§ To be done: Check each line of the material below for "msec", then copy the ones that contain it.

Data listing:
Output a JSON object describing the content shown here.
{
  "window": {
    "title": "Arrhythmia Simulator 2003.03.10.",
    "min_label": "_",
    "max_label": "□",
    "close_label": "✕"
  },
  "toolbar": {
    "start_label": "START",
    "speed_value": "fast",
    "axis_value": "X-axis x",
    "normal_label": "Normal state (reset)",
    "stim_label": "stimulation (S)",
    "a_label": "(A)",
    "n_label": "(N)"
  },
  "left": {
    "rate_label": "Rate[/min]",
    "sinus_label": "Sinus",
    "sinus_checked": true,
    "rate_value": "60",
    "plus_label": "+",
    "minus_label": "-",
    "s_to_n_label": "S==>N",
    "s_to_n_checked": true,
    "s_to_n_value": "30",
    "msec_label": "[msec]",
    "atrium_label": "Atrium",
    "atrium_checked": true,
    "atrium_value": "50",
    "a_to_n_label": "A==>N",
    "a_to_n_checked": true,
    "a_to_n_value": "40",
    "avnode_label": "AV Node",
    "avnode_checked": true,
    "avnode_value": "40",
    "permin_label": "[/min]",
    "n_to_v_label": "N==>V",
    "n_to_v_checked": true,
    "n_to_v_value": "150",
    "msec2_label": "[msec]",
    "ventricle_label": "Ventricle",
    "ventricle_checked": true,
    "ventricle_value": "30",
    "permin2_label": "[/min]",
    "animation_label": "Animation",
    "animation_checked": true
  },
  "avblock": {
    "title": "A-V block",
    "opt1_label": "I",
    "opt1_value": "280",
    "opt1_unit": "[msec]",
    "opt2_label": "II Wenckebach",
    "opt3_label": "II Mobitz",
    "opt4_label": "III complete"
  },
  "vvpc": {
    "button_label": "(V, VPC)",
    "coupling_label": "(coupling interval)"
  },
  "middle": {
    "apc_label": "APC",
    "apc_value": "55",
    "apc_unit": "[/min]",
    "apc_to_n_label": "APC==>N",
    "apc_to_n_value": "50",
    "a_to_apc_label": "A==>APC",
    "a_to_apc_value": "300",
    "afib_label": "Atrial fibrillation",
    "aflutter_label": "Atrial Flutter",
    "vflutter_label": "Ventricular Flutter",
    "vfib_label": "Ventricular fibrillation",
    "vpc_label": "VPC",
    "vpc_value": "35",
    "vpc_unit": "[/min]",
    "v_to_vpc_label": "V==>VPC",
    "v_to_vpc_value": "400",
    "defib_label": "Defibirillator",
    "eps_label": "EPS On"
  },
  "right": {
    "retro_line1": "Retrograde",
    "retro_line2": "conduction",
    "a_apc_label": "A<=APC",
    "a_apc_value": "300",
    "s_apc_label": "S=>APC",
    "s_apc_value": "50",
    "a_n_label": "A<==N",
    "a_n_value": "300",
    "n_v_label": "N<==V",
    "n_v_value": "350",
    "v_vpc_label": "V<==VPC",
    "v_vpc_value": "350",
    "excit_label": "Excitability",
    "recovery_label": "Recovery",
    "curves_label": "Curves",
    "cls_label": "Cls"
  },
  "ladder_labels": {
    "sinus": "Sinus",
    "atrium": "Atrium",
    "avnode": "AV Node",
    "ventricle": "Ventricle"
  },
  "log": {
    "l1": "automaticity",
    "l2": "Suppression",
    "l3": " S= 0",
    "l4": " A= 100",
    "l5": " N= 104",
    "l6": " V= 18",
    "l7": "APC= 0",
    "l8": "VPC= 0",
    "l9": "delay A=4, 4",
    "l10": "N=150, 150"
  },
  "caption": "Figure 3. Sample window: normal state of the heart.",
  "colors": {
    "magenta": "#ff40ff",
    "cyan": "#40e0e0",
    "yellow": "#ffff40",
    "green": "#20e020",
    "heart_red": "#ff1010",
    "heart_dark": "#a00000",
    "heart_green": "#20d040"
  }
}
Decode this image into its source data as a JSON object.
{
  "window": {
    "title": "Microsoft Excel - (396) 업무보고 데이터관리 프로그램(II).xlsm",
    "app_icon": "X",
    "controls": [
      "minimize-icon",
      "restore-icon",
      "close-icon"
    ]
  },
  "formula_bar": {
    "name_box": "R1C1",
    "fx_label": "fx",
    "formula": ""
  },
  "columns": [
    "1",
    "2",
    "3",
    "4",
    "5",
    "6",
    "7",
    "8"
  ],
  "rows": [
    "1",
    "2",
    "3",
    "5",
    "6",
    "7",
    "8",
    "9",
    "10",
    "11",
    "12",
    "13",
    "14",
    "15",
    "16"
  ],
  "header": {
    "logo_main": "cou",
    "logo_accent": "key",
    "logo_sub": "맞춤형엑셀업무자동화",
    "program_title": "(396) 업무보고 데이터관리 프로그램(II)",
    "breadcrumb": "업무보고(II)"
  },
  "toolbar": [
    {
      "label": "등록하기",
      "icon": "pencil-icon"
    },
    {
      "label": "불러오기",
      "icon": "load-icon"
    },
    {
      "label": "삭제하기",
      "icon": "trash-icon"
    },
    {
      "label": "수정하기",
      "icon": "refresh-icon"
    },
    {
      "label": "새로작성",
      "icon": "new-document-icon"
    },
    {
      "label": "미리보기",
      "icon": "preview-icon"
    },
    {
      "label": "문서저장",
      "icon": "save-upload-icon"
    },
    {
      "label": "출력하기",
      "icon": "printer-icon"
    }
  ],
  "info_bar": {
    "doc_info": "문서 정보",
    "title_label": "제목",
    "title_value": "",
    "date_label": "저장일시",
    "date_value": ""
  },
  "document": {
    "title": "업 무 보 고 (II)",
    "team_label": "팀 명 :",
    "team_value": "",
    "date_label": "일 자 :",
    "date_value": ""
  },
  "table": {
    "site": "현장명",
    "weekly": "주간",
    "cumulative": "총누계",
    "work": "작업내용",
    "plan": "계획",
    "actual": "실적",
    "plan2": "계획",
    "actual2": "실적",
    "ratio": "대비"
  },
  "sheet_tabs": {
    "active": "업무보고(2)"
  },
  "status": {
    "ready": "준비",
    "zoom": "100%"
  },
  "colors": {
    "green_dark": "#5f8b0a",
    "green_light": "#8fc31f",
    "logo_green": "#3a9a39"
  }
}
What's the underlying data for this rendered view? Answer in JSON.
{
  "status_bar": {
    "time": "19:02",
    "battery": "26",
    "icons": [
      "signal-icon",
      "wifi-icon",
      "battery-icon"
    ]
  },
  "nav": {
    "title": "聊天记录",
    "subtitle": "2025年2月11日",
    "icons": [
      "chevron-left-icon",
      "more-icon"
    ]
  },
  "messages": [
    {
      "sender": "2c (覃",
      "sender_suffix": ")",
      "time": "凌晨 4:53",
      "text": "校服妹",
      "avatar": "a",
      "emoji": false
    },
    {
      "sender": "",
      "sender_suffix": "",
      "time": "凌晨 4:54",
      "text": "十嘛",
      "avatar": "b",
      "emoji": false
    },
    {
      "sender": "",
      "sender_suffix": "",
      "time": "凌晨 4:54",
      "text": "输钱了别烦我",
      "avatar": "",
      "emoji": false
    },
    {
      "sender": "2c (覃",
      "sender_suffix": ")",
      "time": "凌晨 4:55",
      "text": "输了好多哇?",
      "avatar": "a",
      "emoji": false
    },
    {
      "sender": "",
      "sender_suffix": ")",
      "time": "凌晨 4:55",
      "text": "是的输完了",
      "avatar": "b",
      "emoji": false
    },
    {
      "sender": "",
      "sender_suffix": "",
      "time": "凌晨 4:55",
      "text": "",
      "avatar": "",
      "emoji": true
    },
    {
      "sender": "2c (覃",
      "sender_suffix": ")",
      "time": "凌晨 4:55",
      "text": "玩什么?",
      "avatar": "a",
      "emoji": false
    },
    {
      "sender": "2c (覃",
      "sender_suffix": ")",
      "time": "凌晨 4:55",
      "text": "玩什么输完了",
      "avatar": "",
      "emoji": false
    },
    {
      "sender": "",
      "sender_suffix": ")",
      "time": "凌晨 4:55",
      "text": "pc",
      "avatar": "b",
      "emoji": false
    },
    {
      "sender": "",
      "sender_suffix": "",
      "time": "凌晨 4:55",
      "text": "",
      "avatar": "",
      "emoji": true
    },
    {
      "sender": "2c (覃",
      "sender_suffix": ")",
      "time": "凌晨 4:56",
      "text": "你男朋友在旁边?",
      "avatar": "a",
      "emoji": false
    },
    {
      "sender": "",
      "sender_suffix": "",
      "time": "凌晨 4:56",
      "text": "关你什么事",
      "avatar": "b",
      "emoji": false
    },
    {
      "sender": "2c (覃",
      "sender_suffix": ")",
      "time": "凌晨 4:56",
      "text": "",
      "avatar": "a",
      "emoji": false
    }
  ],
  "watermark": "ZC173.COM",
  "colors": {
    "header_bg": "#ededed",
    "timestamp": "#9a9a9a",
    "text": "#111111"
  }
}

§ Output below:
    "msec_label": "[msec]",
    "msec2_label": "[msec]",
    "opt1_unit": "[msec]",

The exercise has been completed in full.